Aim:
Go through the material below and copy each line where the word "Uses" appears.

Dataset items
= = = =
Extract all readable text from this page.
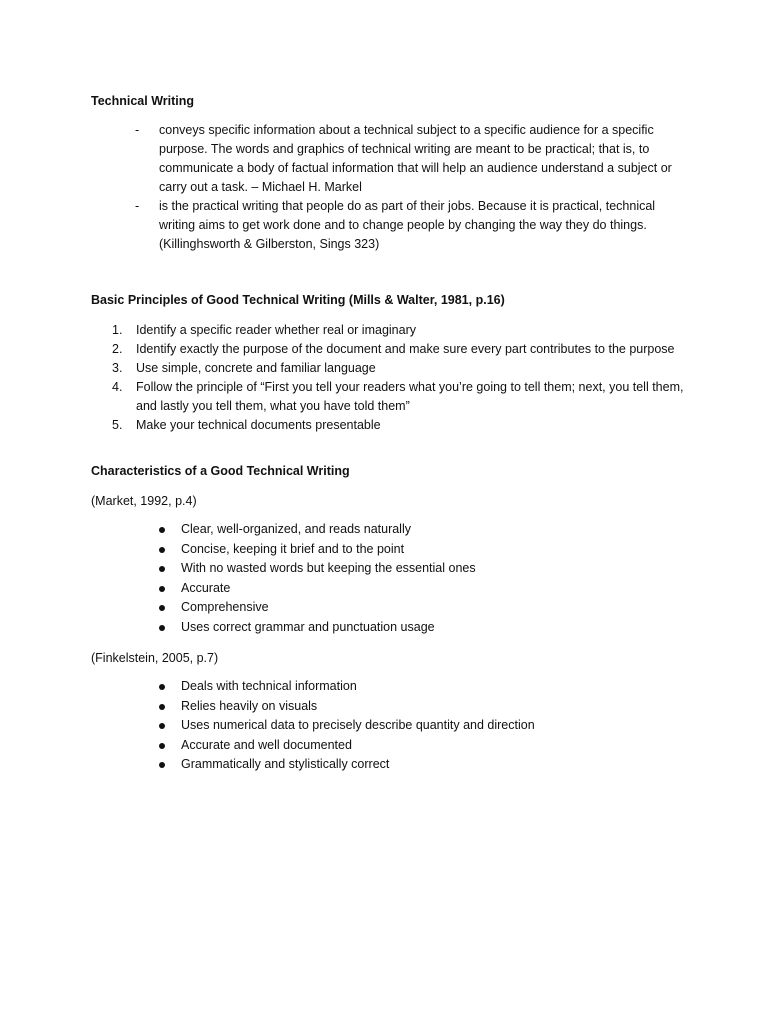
Technical Writing
- conveys specific information about a technical subject to a specific audience for a specific purpose. The words and graphics of technical writing are meant to be practical; that is, to communicate a body of factual information that will help an audience understand a subject or carry out a task. – Michael H. Markel
- is the practical writing that people do as part of their jobs. Because it is practical, technical writing aims to get work done and to change people by changing the way they do things. (Killinghsworth & Gilberston, Sings 323)
Basic Principles of Good Technical Writing (Mills & Walter, 1981, p.16)
1. Identify a specific reader whether real or imaginary
2. Identify exactly the purpose of the document and make sure every part contributes to the purpose
3. Use simple, concrete and familiar language
4. Follow the principle of “First you tell your readers what you’re going to tell them; next, you tell them, and lastly you tell them, what you have told them”
5. Make your technical documents presentable
Characteristics of a Good Technical Writing
(Market, 1992, p.4)
Clear, well-organized, and reads naturally
Concise, keeping it brief and to the point
With no wasted words but keeping the essential ones
Accurate
Comprehensive
Uses correct grammar and punctuation usage
(Finkelstein, 2005, p.7)
Deals with technical information
Relies heavily on visuals
Uses numerical data to precisely describe quantity and direction
Accurate and well documented
Grammatically and stylistically correct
= = = =
Problem solution:
Uses correct grammar and punctuation usage
Uses numerical data to precisely describe quantity and direction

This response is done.